QUOTED PASSAGE:

Frequently Asked Questions¶
Does xarray-simlab provide built-in models?¶
No, xarray-simlab provides only the framework for creating, customizing and running computational models. It is intended to be a general-purpose tool. Domain specific models should be implemented in 3rd party packages. For example, fastscape provides xarray-simlab models and model components for simulating landscape evolution.
Can xarray-simlab be used with existing model implementations?¶
Yes, it should be easy to wrap existing model implementations using xarray-simlab. Even monolithic codes may leverage the xarray interface. However, as the framework works best at a fine grained level (i.e., with models built from many “small” components) it might be worth to refactor those monolithic implementations.
Does xarray-simlab allow fast model execution?¶
Yes, although it depends on how the model is implemented.

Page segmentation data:
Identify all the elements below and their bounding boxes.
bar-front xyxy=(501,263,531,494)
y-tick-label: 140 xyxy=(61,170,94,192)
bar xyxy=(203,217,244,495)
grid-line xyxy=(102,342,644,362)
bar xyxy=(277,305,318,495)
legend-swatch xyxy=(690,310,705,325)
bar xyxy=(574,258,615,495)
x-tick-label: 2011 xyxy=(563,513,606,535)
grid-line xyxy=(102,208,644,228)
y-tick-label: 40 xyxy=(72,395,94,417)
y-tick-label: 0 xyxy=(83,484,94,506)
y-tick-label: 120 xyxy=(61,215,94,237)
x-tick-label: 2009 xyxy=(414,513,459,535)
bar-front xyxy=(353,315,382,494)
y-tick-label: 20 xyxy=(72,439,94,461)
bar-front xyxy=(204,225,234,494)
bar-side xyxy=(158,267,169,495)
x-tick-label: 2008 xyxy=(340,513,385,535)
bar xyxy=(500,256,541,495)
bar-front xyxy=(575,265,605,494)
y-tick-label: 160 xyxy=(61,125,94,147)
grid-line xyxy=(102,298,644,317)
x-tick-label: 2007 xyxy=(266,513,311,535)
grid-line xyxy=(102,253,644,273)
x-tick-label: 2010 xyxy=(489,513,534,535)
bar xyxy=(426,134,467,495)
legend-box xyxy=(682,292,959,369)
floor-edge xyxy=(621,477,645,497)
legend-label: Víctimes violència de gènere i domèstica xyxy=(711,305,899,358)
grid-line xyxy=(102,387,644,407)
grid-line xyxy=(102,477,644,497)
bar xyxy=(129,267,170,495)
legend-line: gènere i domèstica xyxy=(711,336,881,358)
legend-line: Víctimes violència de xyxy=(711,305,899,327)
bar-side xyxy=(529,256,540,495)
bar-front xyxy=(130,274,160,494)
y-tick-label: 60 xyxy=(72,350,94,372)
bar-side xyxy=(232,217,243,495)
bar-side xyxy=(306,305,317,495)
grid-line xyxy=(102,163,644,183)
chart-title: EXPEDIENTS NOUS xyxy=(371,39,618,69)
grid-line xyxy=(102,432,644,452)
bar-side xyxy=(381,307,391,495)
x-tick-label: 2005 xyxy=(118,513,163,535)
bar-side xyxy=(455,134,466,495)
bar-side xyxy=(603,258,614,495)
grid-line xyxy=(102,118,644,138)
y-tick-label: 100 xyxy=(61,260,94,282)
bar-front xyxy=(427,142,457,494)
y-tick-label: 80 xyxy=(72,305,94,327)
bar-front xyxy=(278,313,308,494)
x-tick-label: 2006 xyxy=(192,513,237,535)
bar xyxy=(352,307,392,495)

YOUR GOAL:
Carry on the xarray-simlab FAQ from the point where it stops.

RESULT FOR THIS TASK:
xarray-simlab is written in pure-Python and so is the outer (time) loop in simulations. The execution of Python code is slow compared to other languages, but for the outer loop only it wouldn’t represent the main bottleneck of the overall model execution, especially when using an implicit time scheme. For inner (e.g., spatial) loops in each model processes, it might be better to have a numpy vectorized implementation, use tools like Cython or Numba or call wrapped code that is written in, e.g., C/C++ or Fortran (see for example f2py for wrapping Fortran code or pybind11 for wrapping C++11 code).
As with any other framework, xarray-simlab introduces an overhead compared to a simple, straightforward (but non-flexible) implementation of a model. The preliminary benchmarks that we have run show only a very small (almost free) overhead, though. This overhead is mainly introduced by the thin object-oriented layer that model components (i.e., Python classes) together form.
Does xarray-simlab support running model(s) in parallel?¶
Yes! Three levels of parallelism are possible:
“multi-models” parallelism, i.e., execution of multiple model runs in parallel,
“single-model” parallelism, i.e., execution of multiple processes of a model in parallel,
“user-specific” parallelism, i.e., parallel execution of some code written in one or more processes.
Note that the notion of process used above is different from multiprocessing: a process here corresponds to a component of a model. See Section Modeling Framework.
For the first two levels, see Section Run Model(s) in Parallel.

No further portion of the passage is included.